» **Written exercise**: Return each line of the data below exactly, omitting any pictures.

** Start Task inputs **

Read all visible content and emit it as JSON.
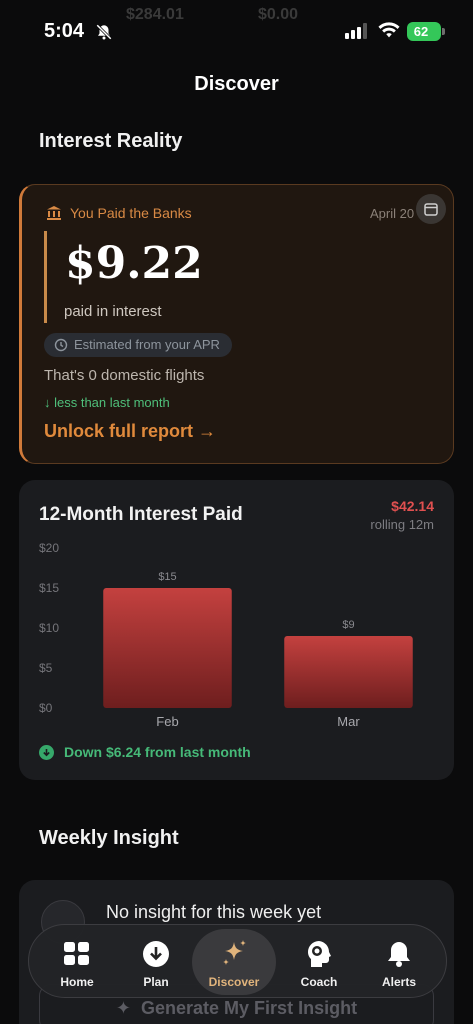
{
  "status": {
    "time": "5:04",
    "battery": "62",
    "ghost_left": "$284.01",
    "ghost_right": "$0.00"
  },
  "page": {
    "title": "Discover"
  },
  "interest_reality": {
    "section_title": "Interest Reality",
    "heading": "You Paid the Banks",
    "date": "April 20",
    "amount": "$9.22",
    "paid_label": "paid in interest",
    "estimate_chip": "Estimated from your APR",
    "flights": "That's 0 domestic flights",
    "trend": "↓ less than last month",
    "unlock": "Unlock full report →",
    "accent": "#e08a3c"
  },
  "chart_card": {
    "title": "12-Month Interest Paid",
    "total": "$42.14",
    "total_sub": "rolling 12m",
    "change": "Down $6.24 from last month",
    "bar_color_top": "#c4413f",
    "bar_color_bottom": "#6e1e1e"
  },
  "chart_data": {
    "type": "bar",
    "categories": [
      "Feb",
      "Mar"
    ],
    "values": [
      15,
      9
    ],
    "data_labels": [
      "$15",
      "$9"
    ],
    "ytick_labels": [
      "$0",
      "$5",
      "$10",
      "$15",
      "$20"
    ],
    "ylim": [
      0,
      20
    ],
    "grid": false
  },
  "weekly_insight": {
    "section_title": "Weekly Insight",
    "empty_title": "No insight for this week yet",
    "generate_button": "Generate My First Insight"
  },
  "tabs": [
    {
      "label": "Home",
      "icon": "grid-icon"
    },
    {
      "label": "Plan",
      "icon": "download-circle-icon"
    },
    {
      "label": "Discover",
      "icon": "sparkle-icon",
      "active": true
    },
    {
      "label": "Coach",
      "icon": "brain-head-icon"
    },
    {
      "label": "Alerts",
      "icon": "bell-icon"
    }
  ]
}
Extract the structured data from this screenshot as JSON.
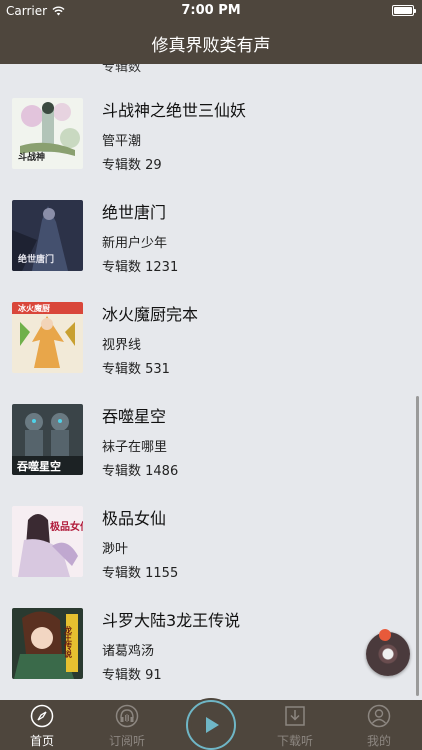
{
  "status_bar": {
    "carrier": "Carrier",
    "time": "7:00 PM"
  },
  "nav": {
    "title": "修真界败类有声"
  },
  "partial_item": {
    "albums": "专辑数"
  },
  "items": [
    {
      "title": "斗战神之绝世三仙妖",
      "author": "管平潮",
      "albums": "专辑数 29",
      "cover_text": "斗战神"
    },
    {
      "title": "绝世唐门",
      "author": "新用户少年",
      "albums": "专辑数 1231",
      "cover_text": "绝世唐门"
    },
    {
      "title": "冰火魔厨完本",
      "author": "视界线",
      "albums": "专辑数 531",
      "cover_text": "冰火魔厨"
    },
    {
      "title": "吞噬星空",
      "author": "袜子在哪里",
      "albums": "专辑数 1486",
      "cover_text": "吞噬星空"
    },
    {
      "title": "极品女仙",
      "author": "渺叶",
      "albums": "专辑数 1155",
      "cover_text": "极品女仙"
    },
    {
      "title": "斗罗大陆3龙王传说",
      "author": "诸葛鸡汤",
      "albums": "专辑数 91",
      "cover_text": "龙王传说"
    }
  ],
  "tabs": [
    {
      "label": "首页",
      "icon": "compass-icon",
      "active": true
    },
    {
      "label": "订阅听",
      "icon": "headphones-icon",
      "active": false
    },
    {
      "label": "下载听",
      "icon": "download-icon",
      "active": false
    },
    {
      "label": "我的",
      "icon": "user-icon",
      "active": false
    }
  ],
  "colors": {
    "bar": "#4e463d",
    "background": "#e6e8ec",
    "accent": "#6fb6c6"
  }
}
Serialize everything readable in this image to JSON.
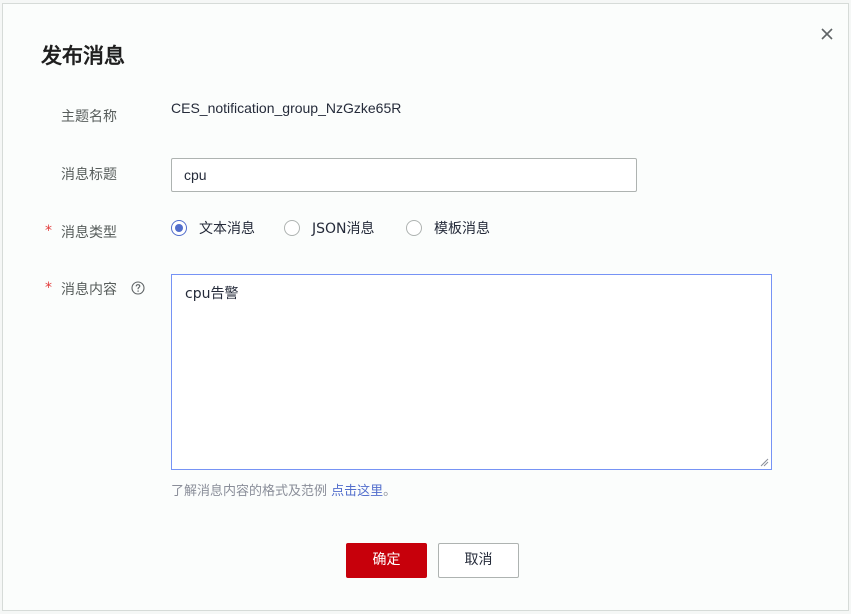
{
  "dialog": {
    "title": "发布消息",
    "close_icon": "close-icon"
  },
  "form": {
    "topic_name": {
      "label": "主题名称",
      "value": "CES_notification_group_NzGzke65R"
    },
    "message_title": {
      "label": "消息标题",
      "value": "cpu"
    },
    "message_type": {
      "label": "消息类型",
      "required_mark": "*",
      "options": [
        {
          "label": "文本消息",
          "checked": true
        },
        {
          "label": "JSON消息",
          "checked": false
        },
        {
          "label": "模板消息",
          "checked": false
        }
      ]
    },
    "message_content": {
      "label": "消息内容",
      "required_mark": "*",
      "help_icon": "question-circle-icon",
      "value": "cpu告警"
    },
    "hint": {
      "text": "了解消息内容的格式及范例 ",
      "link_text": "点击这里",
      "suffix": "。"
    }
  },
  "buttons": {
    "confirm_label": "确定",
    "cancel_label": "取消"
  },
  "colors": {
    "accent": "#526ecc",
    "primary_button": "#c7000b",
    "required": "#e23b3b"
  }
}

** End Task inputs **

» **Finished answer**:
Read all visible content and emit it as JSON.
{
  "status": {
    "time": "5:04",
    "battery": "62",
    "ghost_left": "$284.01",
    "ghost_right": "$0.00"
  },
  "page": {
    "title": "Discover"
  },
  "interest_reality": {
    "section_title": "Interest Reality",
    "heading": "You Paid the Banks",
    "date": "April 20",
    "amount": "$9.22",
    "paid_label": "paid in interest",
    "estimate_chip": "Estimated from your APR",
    "flights": "That's 0 domestic flights",
    "trend": "↓ less than last month",
    "unlock": "Unlock full report →",
    "accent": "#e08a3c"
  },
  "chart_card": {
    "title": "12-Month Interest Paid",
    "total": "$42.14",
    "total_sub": "rolling 12m",
    "change": "Down $6.24 from last month",
    "bar_color_top": "#c4413f",
    "bar_color_bottom": "#6e1e1e"
  },
  "chart_data": {
    "type": "bar",
    "categories": [
      "Feb",
      "Mar"
    ],
    "values": [
      15,
      9
    ],
    "data_labels": [
      "$15",
      "$9"
    ],
    "ytick_labels": [
      "$0",
      "$5",
      "$10",
      "$15",
      "$20"
    ],
    "ylim": [
      0,
      20
    ],
    "grid": false
  },
  "weekly_insight": {
    "section_title": "Weekly Insight",
    "empty_title": "No insight for this week yet",
    "generate_button": "Generate My First Insight"
  },
  "tabs": [
    {
      "label": "Home",
      "icon": "grid-icon"
    },
    {
      "label": "Plan",
      "icon": "download-circle-icon"
    },
    {
      "label": "Discover",
      "icon": "sparkle-icon",
      "active": true
    },
    {
      "label": "Coach",
      "icon": "brain-head-icon"
    },
    {
      "label": "Alerts",
      "icon": "bell-icon"
    }
  ]
}
Extract the structured data from this screenshot as JSON.
{
  "status_bar": {
    "carrier": "Carrier",
    "time": "7:00 PM"
  },
  "nav": {
    "title": "修真界败类有声"
  },
  "partial_item": {
    "albums": "专辑数"
  },
  "items": [
    {
      "title": "斗战神之绝世三仙妖",
      "author": "管平潮",
      "albums": "专辑数 29",
      "cover_text": "斗战神"
    },
    {
      "title": "绝世唐门",
      "author": "新用户少年",
      "albums": "专辑数 1231",
      "cover_text": "绝世唐门"
    },
    {
      "title": "冰火魔厨完本",
      "author": "视界线",
      "albums": "专辑数 531",
      "cover_text": "冰火魔厨"
    },
    {
      "title": "吞噬星空",
      "author": "袜子在哪里",
      "albums": "专辑数 1486",
      "cover_text": "吞噬星空"
    },
    {
      "title": "极品女仙",
      "author": "渺叶",
      "albums": "专辑数 1155",
      "cover_text": "极品女仙"
    },
    {
      "title": "斗罗大陆3龙王传说",
      "author": "诸葛鸡汤",
      "albums": "专辑数 91",
      "cover_text": "龙王传说"
    }
  ],
  "tabs": [
    {
      "label": "首页",
      "icon": "compass-icon",
      "active": true
    },
    {
      "label": "订阅听",
      "icon": "headphones-icon",
      "active": false
    },
    {
      "label": "下载听",
      "icon": "download-icon",
      "active": false
    },
    {
      "label": "我的",
      "icon": "user-icon",
      "active": false
    }
  ],
  "colors": {
    "bar": "#4e463d",
    "background": "#e6e8ec",
    "accent": "#6fb6c6"
  }
}
Serialize everything readable in this image to JSON.
{
  "dialog": {
    "title": "发布消息",
    "close_icon": "close-icon"
  },
  "form": {
    "topic_name": {
      "label": "主题名称",
      "value": "CES_notification_group_NzGzke65R"
    },
    "message_title": {
      "label": "消息标题",
      "value": "cpu"
    },
    "message_type": {
      "label": "消息类型",
      "required_mark": "*",
      "options": [
        {
          "label": "文本消息",
          "checked": true
        },
        {
          "label": "JSON消息",
          "checked": false
        },
        {
          "label": "模板消息",
          "checked": false
        }
      ]
    },
    "message_content": {
      "label": "消息内容",
      "required_mark": "*",
      "help_icon": "question-circle-icon",
      "value": "cpu告警"
    },
    "hint": {
      "text": "了解消息内容的格式及范例 ",
      "link_text": "点击这里",
      "suffix": "。"
    }
  },
  "buttons": {
    "confirm_label": "确定",
    "cancel_label": "取消"
  },
  "colors": {
    "accent": "#526ecc",
    "primary_button": "#c7000b",
    "required": "#e23b3b"
  }
}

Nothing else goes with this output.